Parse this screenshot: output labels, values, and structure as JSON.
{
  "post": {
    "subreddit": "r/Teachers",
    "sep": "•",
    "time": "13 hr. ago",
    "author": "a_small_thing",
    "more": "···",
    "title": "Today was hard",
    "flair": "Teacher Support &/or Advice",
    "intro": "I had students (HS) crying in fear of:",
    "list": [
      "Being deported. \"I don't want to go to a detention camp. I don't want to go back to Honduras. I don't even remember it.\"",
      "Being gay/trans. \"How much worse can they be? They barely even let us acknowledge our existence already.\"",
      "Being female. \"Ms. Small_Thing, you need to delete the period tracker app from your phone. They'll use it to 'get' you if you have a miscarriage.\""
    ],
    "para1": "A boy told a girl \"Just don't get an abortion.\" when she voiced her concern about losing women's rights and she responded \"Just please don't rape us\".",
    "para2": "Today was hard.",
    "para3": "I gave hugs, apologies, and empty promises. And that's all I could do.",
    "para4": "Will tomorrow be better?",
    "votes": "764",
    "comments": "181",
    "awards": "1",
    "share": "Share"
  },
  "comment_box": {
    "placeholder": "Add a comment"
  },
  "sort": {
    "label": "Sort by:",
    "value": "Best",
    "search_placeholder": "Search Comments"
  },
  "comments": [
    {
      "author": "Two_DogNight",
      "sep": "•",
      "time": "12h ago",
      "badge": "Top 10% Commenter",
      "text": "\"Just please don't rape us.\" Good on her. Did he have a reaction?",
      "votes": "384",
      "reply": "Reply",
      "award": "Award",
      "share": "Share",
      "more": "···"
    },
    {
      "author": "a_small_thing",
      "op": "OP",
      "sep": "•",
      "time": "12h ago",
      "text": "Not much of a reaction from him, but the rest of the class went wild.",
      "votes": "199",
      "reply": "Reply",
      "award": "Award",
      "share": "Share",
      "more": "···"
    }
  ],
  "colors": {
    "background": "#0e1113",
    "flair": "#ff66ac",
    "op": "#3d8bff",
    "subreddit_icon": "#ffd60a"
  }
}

================================

▶ _AIM_
State only the number of lines in these entries that contain "Today".

▶ _OUTPUT FOR THIS TASK_
2